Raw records
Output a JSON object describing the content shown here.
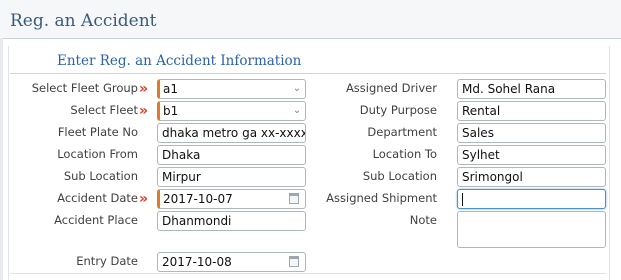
{
  "header": {
    "title": "Reg. an Accident"
  },
  "form": {
    "section_title": "Enter Reg. an Accident Information",
    "required_mark": "»",
    "left": {
      "fleet_group": {
        "label": "Select Fleet Group",
        "value": "a1"
      },
      "fleet": {
        "label": "Select Fleet",
        "value": "b1"
      },
      "plate_no": {
        "label": "Fleet Plate No",
        "value": "dhaka metro ga xx-xxxx"
      },
      "location_from": {
        "label": "Location From",
        "value": "Dhaka"
      },
      "sub_location": {
        "label": "Sub Location",
        "value": "Mirpur"
      },
      "accident_date": {
        "label": "Accident Date",
        "value": "2017-10-07"
      },
      "accident_place": {
        "label": "Accident Place",
        "value": "Dhanmondi"
      },
      "entry_date": {
        "label": "Entry Date",
        "value": "2017-10-08"
      }
    },
    "right": {
      "assigned_driver": {
        "label": "Assigned Driver",
        "value": "Md. Sohel Rana"
      },
      "duty_purpose": {
        "label": "Duty Purpose",
        "value": "Rental"
      },
      "department": {
        "label": "Department",
        "value": "Sales"
      },
      "location_to": {
        "label": "Location To",
        "value": "Sylhet"
      },
      "sub_location": {
        "label": "Sub Location",
        "value": "Srimongol"
      },
      "assigned_shipment": {
        "label": "Assigned Shipment",
        "value": ""
      },
      "note": {
        "label": "Note",
        "value": ""
      }
    }
  },
  "icons": {
    "dropdown": "chevron-down-icon",
    "calendar": "calendar-icon"
  },
  "colors": {
    "accent": "#2b63a8",
    "required": "#e03b24",
    "focus": "#4a8fd8"
  }
}
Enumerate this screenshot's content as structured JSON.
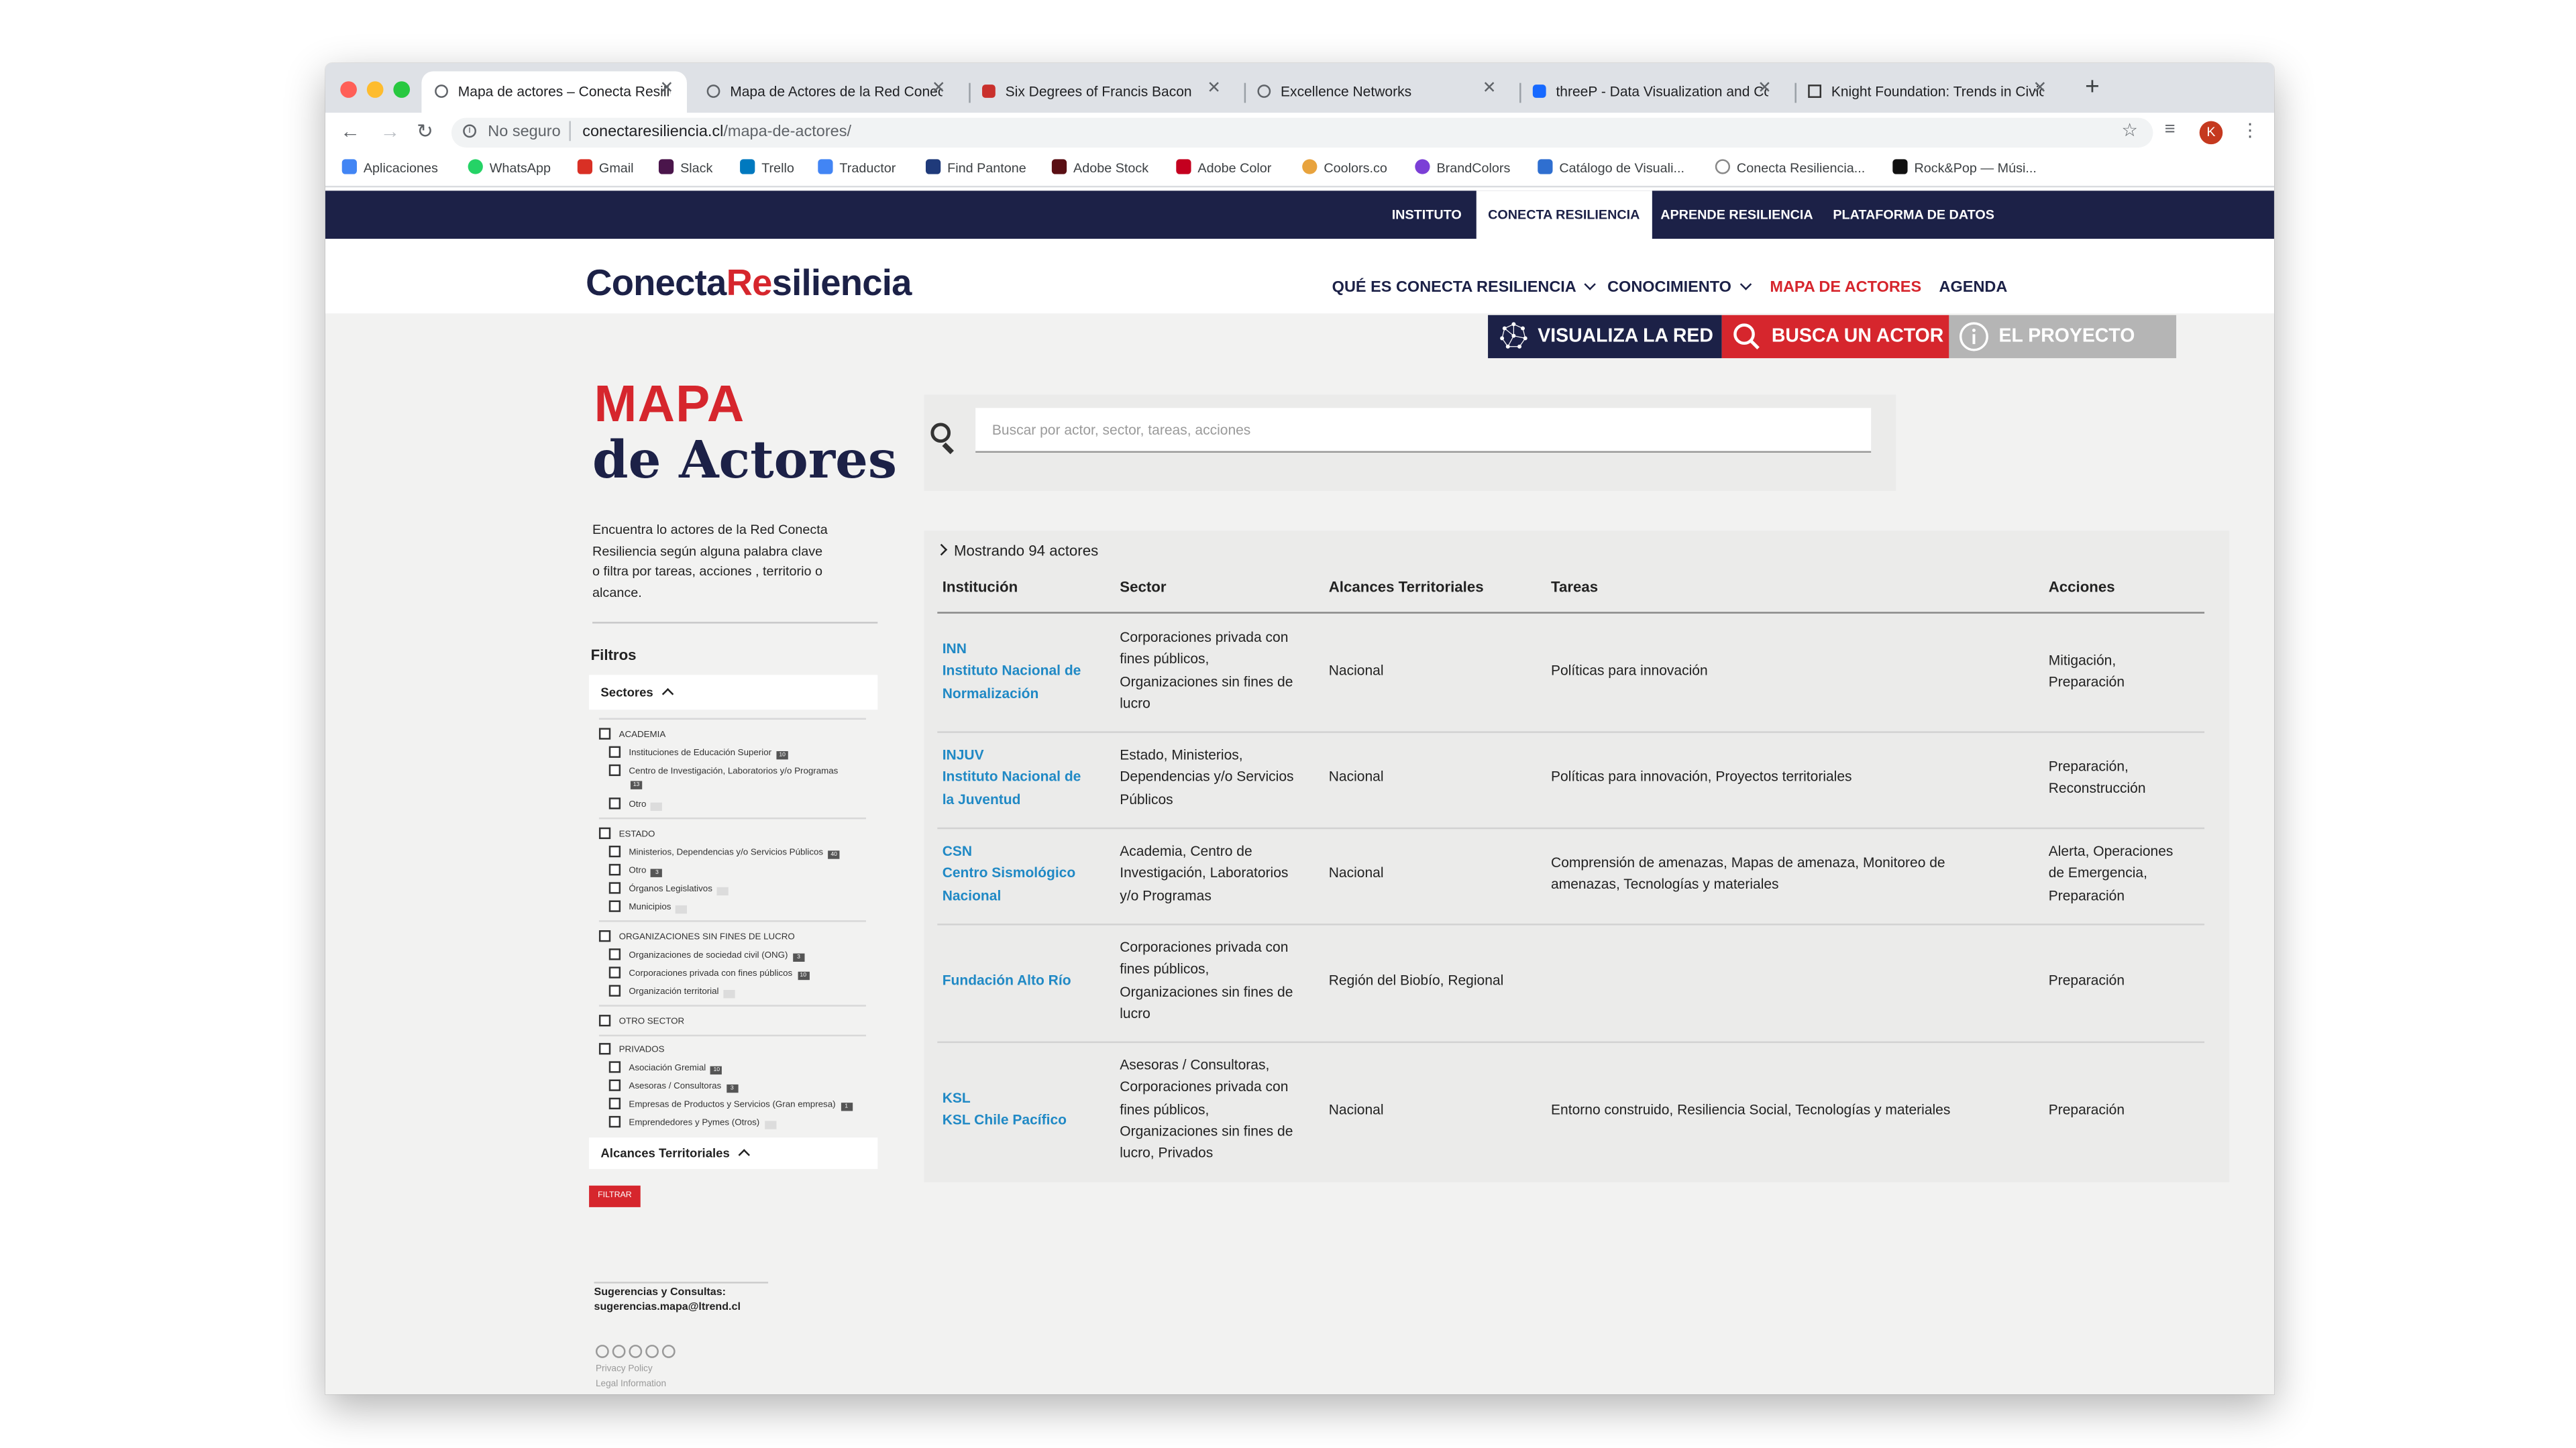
{
  "browser": {
    "tabs": [
      {
        "title": "Mapa de actores – Conecta Resiliencia",
        "icon": "globe-icon",
        "active": true
      },
      {
        "title": "Mapa de Actores de la Red Conecta Resiliencia",
        "icon": "globe-icon",
        "active": false
      },
      {
        "title": "Six Degrees of Francis Bacon",
        "icon": "bacon-icon",
        "active": false
      },
      {
        "title": "Excellence Networks",
        "icon": "globe-icon",
        "active": false
      },
      {
        "title": "threeP - Data Visualization and Content",
        "icon": "behance-icon",
        "active": false
      },
      {
        "title": "Knight Foundation: Trends in Civic Tech",
        "icon": "knight-icon",
        "active": false
      }
    ],
    "security_label": "No seguro",
    "url_host": "conectaresiliencia.cl",
    "url_path": "/mapa-de-actores/",
    "profile_initial": "K",
    "bookmarks": [
      {
        "label": "Aplicaciones",
        "color": "#4285f4"
      },
      {
        "label": "WhatsApp",
        "color": "#25d366"
      },
      {
        "label": "Gmail",
        "color": "#d93025"
      },
      {
        "label": "Slack",
        "color": "#4a154b"
      },
      {
        "label": "Trello",
        "color": "#0079bf"
      },
      {
        "label": "Traductor",
        "color": "#4285f4"
      },
      {
        "label": "Find Pantone",
        "color": "#1f3a7a"
      },
      {
        "label": "Adobe Stock",
        "color": "#5a0f14"
      },
      {
        "label": "Adobe Color",
        "color": "#c4001f"
      },
      {
        "label": "Coolors.co",
        "color": "#e8a33d"
      },
      {
        "label": "BrandColors",
        "color": "#7b3fd6"
      },
      {
        "label": "Catálogo de Visuali...",
        "color": "#2f6fd0"
      },
      {
        "label": "Conecta Resiliencia...",
        "color": "#888888"
      },
      {
        "label": "Rock&Pop — Músi...",
        "color": "#111111"
      }
    ]
  },
  "site": {
    "colors": {
      "navy": "#1c2147",
      "red": "#d6262d",
      "link": "#2089c5",
      "gray_btn": "#b5b5b5"
    },
    "topbar": [
      "INSTITUTO",
      "CONECTA RESILIENCIA",
      "APRENDE RESILIENCIA",
      "PLATAFORMA DE DATOS"
    ],
    "logo": {
      "part1": "Conecta",
      "part2": "Re",
      "part3": "siliencia"
    },
    "nav": [
      {
        "label": "QUÉ ES CONECTA RESILIENCIA",
        "dropdown": true
      },
      {
        "label": "CONOCIMIENTO",
        "dropdown": true
      },
      {
        "label": "MAPA DE ACTORES",
        "active": true
      },
      {
        "label": "AGENDA"
      }
    ],
    "action_buttons": [
      {
        "label": "VISUALIZA LA RED",
        "icon": "network-icon"
      },
      {
        "label": "BUSCA UN ACTOR",
        "icon": "search-icon"
      },
      {
        "label": "EL PROYECTO",
        "icon": "info-icon"
      }
    ]
  },
  "sidebar": {
    "title_line1": "MAPA",
    "title_line2": "de Actores",
    "intro": "Encuentra lo actores de la Red Conecta Resiliencia según alguna palabra clave o filtra por tareas, acciones , territorio o alcance.",
    "filters_label": "Filtros",
    "sectores_label": "Sectores",
    "alcances_label": "Alcances Territoriales",
    "groups": [
      {
        "label": "ACADEMIA",
        "items": [
          {
            "label": "Instituciones de Educación Superior",
            "count": "10"
          },
          {
            "label": "Centro de Investigación, Laboratorios y/o Programas",
            "count": "13"
          },
          {
            "label": "Otro",
            "count": "0"
          }
        ]
      },
      {
        "label": "ESTADO",
        "items": [
          {
            "label": "Ministerios, Dependencias y/o Servicios Públicos",
            "count": "40"
          },
          {
            "label": "Otro",
            "count": "3"
          },
          {
            "label": "Órganos Legislativos",
            "count": "0"
          },
          {
            "label": "Municipios",
            "count": "0"
          }
        ]
      },
      {
        "label": "ORGANIZACIONES SIN FINES DE LUCRO",
        "items": [
          {
            "label": "Organizaciones de sociedad civil (ONG)",
            "count": "3"
          },
          {
            "label": "Corporaciones privada con fines públicos",
            "count": "10"
          },
          {
            "label": "Organización territorial",
            "count": "0"
          }
        ]
      },
      {
        "label": "OTRO SECTOR",
        "items": []
      },
      {
        "label": "PRIVADOS",
        "items": [
          {
            "label": "Asociación Gremial",
            "count": "10"
          },
          {
            "label": "Asesoras / Consultoras",
            "count": "3"
          },
          {
            "label": "Empresas de Productos y Servicios (Gran empresa)",
            "count": "1"
          },
          {
            "label": "Emprendedores y Pymes (Otros)",
            "count": "0"
          }
        ]
      }
    ],
    "filter_button": "FILTRAR",
    "contact_line1": "Sugerencias y Consultas:",
    "contact_line2": "sugerencias.mapa@ltrend.cl",
    "license_icons": [
      "cc-icon",
      "by-icon",
      "nc-icon",
      "sa-icon",
      "nd-icon"
    ],
    "privacy": "Privacy Policy",
    "legal": "Legal Information"
  },
  "search": {
    "placeholder": "Buscar por actor, sector, tareas, acciones"
  },
  "results": {
    "showing": "Mostrando 94 actores",
    "columns": [
      "Institución",
      "Sector",
      "Alcances Territoriales",
      "Tareas",
      "Acciones"
    ],
    "rows": [
      {
        "inst": [
          "INN",
          "Instituto Nacional de",
          "Normalización"
        ],
        "sector": [
          "Corporaciones privada con",
          "fines públicos,",
          "Organizaciones sin fines de",
          "lucro"
        ],
        "alcance": [
          "Nacional"
        ],
        "tareas": [
          "Políticas para innovación"
        ],
        "acciones": [
          "Mitigación,",
          "Preparación"
        ]
      },
      {
        "inst": [
          "INJUV",
          "Instituto Nacional de",
          "la Juventud"
        ],
        "sector": [
          "Estado, Ministerios,",
          "Dependencias y/o Servicios",
          "Públicos"
        ],
        "alcance": [
          "Nacional"
        ],
        "tareas": [
          "Políticas para innovación, Proyectos territoriales"
        ],
        "acciones": [
          "Preparación,",
          "Reconstrucción"
        ]
      },
      {
        "inst": [
          "CSN",
          "Centro Sismológico",
          "Nacional"
        ],
        "sector": [
          "Academia, Centro de",
          "Investigación, Laboratorios",
          "y/o Programas"
        ],
        "alcance": [
          "Nacional"
        ],
        "tareas": [
          "Comprensión de amenazas, Mapas de amenaza, Monitoreo de",
          "amenazas, Tecnologías y materiales"
        ],
        "acciones": [
          "Alerta, Operaciones",
          "de Emergencia,",
          "Preparación"
        ]
      },
      {
        "inst": [
          "Fundación Alto Río"
        ],
        "sector": [
          "Corporaciones privada con",
          "fines públicos,",
          "Organizaciones sin fines de",
          "lucro"
        ],
        "alcance": [
          "Región del Biobío, Regional"
        ],
        "tareas": [],
        "acciones": [
          "Preparación"
        ]
      },
      {
        "inst": [
          "KSL",
          "KSL Chile Pacífico"
        ],
        "sector": [
          "Asesoras / Consultoras,",
          "Corporaciones privada con",
          "fines públicos,",
          "Organizaciones sin fines de",
          "lucro, Privados"
        ],
        "alcance": [
          "Nacional"
        ],
        "tareas": [
          "Entorno construido, Resiliencia Social, Tecnologías y materiales"
        ],
        "acciones": [
          "Preparación"
        ]
      }
    ]
  }
}
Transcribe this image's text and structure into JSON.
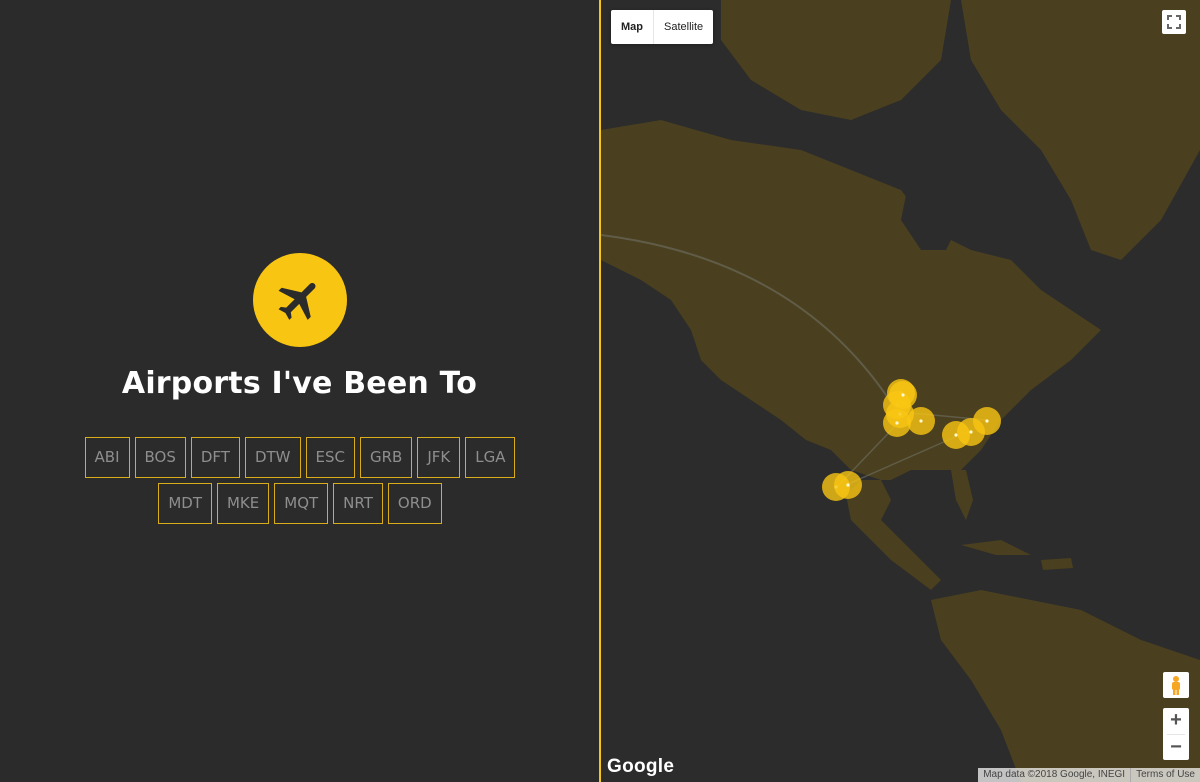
{
  "page": {
    "title": "Airports I've Been To"
  },
  "airports": [
    "ABI",
    "BOS",
    "DFT",
    "DTW",
    "ESC",
    "GRB",
    "JFK",
    "LGA",
    "MDT",
    "MKE",
    "MQT",
    "NRT",
    "ORD"
  ],
  "map": {
    "type_buttons": {
      "map": "Map",
      "satellite": "Satellite"
    },
    "attribution": "Map data ©2018 Google, INEGI",
    "terms": "Terms of Use",
    "google_logo": "Google",
    "zoom_in": "+",
    "zoom_out": "−"
  },
  "colors": {
    "accent": "#f9c513",
    "background": "#2b2b2b",
    "land": "#4a3f1e",
    "water": "#2c2c2c"
  },
  "icons": [
    "airplane-icon",
    "fullscreen-icon",
    "pegman-icon"
  ]
}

• Exercise description: Find every line in the records that contains the word "Adobe"; copy those lines.

• Expected answer:
        "label": "Adobe Stock",
        "label": "Adobe Color",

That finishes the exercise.